:: Material ::
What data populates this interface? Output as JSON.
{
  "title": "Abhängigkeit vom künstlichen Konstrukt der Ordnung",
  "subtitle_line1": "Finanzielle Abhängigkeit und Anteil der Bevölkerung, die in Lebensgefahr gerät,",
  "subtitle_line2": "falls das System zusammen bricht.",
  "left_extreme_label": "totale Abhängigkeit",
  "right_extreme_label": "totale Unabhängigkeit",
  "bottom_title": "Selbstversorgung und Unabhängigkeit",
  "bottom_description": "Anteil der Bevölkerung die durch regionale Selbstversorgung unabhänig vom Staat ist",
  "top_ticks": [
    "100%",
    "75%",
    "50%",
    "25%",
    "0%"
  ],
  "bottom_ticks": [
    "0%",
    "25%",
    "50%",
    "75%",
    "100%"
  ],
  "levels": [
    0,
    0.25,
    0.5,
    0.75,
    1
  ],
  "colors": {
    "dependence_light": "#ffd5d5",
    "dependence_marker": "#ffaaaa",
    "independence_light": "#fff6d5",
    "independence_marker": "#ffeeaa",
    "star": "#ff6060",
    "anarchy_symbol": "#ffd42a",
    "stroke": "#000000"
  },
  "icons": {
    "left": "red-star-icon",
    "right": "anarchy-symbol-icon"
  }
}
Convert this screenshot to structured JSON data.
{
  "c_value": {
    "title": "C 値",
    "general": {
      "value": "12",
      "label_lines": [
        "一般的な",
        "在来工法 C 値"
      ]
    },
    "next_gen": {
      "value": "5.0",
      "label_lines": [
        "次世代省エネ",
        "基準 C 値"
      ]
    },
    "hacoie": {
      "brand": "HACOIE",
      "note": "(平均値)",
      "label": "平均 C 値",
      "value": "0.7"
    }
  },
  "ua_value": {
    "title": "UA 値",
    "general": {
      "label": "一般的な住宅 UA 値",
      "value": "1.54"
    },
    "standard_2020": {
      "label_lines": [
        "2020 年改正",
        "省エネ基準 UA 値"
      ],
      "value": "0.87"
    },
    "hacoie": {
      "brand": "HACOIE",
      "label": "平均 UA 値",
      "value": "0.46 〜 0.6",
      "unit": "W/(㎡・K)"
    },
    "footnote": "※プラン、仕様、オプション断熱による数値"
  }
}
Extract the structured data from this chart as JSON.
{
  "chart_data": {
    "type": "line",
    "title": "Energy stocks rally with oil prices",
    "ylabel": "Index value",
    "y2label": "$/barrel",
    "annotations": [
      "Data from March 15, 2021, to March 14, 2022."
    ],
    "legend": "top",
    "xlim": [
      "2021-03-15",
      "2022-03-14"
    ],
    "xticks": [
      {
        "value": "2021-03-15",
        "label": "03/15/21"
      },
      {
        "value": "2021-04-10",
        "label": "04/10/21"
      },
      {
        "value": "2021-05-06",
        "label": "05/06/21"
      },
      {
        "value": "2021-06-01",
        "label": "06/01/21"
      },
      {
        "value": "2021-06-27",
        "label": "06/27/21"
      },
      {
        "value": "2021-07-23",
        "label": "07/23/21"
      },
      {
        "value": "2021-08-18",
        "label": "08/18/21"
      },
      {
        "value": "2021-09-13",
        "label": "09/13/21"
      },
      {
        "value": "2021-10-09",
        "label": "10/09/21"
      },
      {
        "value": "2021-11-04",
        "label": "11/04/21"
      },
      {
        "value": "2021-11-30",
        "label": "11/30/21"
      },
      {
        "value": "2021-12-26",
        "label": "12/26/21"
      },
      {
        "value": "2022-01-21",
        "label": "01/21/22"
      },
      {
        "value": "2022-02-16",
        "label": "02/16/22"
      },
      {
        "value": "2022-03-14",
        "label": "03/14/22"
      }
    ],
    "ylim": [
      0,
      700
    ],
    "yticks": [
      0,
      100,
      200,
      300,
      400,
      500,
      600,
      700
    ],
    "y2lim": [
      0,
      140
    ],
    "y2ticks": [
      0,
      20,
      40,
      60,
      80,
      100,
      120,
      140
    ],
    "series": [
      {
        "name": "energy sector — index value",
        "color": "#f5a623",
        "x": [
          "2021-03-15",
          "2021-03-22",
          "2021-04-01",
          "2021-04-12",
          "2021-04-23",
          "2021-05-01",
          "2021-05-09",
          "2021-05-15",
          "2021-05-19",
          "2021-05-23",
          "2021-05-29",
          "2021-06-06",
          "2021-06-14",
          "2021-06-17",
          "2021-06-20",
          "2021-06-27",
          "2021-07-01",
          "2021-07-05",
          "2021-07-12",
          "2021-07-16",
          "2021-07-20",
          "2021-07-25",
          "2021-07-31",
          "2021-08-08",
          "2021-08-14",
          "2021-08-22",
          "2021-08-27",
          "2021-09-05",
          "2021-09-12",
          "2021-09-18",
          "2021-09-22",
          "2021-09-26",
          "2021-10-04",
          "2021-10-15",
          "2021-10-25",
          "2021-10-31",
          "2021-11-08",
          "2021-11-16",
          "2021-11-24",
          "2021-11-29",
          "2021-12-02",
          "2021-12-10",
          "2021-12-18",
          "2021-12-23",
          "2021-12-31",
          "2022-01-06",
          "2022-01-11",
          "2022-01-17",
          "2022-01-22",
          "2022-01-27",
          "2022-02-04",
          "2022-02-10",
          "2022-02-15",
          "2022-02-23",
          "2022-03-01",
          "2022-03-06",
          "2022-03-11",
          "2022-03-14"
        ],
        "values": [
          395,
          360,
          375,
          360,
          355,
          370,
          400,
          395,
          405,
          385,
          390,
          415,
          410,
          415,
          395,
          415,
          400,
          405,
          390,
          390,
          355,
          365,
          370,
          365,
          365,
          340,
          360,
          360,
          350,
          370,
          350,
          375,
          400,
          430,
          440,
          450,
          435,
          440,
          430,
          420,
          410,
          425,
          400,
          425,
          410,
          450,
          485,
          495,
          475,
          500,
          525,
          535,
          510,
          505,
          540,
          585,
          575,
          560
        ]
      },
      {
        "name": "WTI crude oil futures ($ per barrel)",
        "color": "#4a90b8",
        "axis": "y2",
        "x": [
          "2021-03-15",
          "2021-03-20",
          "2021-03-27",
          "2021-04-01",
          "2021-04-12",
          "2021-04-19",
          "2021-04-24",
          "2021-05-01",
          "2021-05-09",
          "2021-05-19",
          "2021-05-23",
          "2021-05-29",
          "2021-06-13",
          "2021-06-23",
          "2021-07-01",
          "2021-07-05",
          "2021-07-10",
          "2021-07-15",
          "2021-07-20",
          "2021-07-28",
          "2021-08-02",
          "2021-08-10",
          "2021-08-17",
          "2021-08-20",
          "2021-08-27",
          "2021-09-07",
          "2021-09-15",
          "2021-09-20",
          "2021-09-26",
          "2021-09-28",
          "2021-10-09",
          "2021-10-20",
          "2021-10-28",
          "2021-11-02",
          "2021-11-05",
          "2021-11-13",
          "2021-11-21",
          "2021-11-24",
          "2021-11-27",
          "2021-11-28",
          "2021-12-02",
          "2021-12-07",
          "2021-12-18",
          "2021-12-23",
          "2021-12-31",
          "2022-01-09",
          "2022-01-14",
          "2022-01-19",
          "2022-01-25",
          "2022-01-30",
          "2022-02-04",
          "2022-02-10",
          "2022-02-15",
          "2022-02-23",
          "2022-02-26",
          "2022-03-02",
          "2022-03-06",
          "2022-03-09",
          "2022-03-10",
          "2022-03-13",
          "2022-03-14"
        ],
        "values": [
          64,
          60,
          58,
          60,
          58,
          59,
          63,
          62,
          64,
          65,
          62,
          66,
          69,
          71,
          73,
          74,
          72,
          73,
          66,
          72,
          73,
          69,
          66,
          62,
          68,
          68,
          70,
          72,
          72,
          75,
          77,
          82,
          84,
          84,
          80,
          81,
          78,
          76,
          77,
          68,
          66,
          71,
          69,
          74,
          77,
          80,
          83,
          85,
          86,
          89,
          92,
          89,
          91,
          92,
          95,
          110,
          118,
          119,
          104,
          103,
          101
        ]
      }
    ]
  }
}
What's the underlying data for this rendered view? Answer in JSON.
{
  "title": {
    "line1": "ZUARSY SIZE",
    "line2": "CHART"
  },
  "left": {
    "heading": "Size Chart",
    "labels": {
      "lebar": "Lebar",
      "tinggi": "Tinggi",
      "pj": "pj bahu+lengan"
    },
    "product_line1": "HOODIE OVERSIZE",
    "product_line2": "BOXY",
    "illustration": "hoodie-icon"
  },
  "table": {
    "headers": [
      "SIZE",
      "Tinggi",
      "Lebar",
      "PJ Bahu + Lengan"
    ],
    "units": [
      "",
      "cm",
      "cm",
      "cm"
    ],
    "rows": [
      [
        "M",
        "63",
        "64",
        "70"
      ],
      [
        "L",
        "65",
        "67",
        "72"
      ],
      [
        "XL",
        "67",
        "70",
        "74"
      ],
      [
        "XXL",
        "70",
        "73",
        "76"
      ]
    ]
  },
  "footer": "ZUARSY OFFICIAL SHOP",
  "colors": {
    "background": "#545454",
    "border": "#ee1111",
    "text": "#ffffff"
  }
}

:: The problem ::
Transcribe exactly, and only, the lines from the one bearing "What's the underlying" through the last line of the entries, counting both.

:: Result for this task ::
What's the underlying data for this rendered view? Answer in JSON.
{
  "title": {
    "line1": "ZUARSY SIZE",
    "line2": "CHART"
  },
  "left": {
    "heading": "Size Chart",
    "labels": {
      "lebar": "Lebar",
      "tinggi": "Tinggi",
      "pj": "pj bahu+lengan"
    },
    "product_line1": "HOODIE OVERSIZE",
    "product_line2": "BOXY",
    "illustration": "hoodie-icon"
  },
  "table": {
    "headers": [
      "SIZE",
      "Tinggi",
      "Lebar",
      "PJ Bahu + Lengan"
    ],
    "units": [
      "",
      "cm",
      "cm",
      "cm"
    ],
    "rows": [
      [
        "M",
        "63",
        "64",
        "70"
      ],
      [
        "L",
        "65",
        "67",
        "72"
      ],
      [
        "XL",
        "67",
        "70",
        "74"
      ],
      [
        "XXL",
        "70",
        "73",
        "76"
      ]
    ]
  },
  "footer": "ZUARSY OFFICIAL SHOP",
  "colors": {
    "background": "#545454",
    "border": "#ee1111",
    "text": "#ffffff"
  }
}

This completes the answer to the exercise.